* **Your objective**
Look for the string "method" in every line, and copy each line that has it.

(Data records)
★ ★ ★

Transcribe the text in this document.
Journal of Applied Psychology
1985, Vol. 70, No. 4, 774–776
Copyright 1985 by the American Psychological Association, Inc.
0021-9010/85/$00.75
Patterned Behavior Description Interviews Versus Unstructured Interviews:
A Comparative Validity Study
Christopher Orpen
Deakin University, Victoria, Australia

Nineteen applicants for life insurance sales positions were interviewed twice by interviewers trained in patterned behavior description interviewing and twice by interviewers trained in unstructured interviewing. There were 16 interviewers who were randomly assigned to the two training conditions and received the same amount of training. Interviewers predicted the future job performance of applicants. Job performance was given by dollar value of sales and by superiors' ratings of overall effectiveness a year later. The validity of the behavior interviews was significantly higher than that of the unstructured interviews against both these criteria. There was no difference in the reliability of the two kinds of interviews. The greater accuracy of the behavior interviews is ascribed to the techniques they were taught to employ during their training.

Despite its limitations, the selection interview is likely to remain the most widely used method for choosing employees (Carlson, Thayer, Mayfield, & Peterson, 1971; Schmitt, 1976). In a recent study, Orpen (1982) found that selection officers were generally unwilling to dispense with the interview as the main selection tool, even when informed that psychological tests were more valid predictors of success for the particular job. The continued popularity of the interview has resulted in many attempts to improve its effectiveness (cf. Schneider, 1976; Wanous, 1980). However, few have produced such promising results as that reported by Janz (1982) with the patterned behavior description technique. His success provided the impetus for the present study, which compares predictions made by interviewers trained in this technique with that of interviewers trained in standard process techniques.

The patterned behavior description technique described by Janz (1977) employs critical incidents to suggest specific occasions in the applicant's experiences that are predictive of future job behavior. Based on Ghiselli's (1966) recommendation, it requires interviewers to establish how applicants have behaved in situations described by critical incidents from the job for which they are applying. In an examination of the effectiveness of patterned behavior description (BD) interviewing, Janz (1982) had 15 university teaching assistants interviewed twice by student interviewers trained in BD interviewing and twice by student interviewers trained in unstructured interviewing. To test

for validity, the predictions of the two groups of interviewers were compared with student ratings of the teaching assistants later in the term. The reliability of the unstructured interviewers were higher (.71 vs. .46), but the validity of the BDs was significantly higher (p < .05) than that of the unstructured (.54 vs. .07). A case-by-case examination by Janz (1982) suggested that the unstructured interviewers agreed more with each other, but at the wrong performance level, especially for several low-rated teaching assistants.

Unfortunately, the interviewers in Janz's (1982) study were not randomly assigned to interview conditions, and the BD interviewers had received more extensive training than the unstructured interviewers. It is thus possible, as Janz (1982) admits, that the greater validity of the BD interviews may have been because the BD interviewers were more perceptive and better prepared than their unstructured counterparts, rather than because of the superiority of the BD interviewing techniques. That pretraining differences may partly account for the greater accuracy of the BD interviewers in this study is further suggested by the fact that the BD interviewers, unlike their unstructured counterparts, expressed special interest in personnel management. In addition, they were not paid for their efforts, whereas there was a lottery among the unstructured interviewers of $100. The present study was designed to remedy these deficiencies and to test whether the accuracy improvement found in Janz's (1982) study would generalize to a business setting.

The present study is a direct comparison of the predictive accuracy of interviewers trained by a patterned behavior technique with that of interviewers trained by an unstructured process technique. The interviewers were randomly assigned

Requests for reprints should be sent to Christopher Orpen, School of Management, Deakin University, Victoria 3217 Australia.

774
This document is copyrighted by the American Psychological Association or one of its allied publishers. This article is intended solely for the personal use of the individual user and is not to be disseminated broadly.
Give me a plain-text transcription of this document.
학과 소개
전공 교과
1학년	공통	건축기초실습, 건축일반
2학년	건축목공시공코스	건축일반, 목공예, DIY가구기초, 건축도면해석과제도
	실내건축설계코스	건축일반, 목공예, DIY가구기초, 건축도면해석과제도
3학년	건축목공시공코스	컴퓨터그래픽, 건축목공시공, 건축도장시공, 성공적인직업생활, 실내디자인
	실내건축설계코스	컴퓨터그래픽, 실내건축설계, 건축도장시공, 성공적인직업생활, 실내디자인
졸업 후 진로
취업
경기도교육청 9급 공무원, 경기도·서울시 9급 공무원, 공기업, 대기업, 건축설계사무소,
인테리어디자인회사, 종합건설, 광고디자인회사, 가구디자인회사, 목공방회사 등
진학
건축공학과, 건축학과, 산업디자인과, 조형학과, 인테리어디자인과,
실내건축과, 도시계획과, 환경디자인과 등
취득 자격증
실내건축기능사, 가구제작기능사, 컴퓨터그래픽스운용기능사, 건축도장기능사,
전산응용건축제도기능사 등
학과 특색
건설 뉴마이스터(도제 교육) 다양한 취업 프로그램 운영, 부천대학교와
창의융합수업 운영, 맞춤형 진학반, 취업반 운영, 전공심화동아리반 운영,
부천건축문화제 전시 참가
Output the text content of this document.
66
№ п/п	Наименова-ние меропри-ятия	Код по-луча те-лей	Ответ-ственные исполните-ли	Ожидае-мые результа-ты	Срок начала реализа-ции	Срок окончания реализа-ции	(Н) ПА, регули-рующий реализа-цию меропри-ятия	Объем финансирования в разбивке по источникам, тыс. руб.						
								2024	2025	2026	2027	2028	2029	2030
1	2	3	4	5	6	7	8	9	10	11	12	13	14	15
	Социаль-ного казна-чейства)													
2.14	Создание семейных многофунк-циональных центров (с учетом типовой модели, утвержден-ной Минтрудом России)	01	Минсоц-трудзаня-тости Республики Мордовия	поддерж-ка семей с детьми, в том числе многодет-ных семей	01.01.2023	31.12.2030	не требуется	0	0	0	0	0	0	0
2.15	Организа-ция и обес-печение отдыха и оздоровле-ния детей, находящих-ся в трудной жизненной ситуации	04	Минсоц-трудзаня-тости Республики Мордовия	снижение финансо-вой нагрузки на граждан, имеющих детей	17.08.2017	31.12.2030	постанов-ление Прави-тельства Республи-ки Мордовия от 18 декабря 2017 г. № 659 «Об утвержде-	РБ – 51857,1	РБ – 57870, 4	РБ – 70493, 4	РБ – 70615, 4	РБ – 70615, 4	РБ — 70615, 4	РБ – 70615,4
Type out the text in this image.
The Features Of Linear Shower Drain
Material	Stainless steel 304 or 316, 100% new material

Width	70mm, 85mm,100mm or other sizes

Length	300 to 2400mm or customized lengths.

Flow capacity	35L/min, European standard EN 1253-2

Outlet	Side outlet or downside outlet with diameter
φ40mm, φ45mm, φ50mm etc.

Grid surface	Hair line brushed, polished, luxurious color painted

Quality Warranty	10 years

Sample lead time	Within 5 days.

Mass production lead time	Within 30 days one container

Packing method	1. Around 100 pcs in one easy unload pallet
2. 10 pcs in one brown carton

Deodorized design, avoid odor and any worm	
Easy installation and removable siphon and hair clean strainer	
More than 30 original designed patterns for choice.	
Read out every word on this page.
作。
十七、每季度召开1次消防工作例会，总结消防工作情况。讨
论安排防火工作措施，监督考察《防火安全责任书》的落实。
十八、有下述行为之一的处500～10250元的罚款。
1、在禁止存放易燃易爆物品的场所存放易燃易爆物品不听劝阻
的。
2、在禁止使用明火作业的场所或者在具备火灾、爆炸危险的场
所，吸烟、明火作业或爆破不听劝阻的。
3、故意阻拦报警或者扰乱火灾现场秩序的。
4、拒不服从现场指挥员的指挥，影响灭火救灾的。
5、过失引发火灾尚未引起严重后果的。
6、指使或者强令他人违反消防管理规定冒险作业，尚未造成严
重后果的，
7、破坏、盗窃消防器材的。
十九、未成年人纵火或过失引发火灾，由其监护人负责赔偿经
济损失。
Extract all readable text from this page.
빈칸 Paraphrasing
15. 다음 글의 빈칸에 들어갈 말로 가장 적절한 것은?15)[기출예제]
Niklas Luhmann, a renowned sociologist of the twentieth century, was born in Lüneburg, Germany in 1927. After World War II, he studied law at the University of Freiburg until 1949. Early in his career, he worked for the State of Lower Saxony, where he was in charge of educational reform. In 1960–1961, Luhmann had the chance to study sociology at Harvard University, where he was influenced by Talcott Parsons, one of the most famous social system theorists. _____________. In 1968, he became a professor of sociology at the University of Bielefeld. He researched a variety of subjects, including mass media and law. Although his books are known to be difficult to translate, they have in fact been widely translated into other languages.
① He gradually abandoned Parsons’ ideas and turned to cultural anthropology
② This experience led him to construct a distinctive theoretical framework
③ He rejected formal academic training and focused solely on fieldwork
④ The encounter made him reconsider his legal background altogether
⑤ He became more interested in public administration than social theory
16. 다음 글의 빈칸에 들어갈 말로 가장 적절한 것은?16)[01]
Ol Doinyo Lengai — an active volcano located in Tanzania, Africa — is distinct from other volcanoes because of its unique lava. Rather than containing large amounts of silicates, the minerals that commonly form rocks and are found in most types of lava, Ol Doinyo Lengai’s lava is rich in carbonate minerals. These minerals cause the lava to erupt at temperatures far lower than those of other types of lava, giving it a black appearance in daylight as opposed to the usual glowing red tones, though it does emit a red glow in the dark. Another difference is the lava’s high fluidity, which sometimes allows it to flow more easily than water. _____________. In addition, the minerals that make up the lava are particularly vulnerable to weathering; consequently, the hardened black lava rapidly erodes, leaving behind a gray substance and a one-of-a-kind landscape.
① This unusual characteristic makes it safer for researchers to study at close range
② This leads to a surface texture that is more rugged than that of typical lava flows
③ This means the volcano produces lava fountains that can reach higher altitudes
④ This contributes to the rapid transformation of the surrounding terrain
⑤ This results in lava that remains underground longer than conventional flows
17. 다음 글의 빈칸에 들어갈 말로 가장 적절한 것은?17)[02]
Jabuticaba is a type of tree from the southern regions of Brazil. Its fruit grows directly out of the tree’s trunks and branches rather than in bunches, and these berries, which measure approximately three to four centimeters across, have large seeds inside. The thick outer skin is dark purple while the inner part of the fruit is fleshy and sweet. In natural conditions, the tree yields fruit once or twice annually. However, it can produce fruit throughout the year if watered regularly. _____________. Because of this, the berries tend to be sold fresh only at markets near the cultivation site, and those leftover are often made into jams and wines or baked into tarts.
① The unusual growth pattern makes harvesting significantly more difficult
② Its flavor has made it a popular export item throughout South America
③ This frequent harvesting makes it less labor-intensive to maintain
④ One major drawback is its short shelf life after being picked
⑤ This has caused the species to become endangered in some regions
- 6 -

★ ★ ★

* **Solution for this task**
Despite its limitations, the selection interview is likely to remain the most widely used method for choosing employees (Carlson, Thayer, Mayfield, & Peterson, 1971; Schmitt, 1976). In a recent study, Orpen (1982) found that selection officers were generally unwilling to dispense with the interview as the main selection tool, even when informed that psychological tests were more valid predictors of success for the particular job. The continued popularity of the interview has resulted in many attempts to improve its effectiveness (cf. Schneider, 1976; Wanous, 1980). However, few have produced such promising results as that reported by Janz (1982) with the patterned behavior description technique. His success provided the impetus for the present study, which compares predictions made by interviewers trained in this technique with that of interviewers trained in standard process techniques.
Packing method	1. Around 100 pcs in one easy unload pallet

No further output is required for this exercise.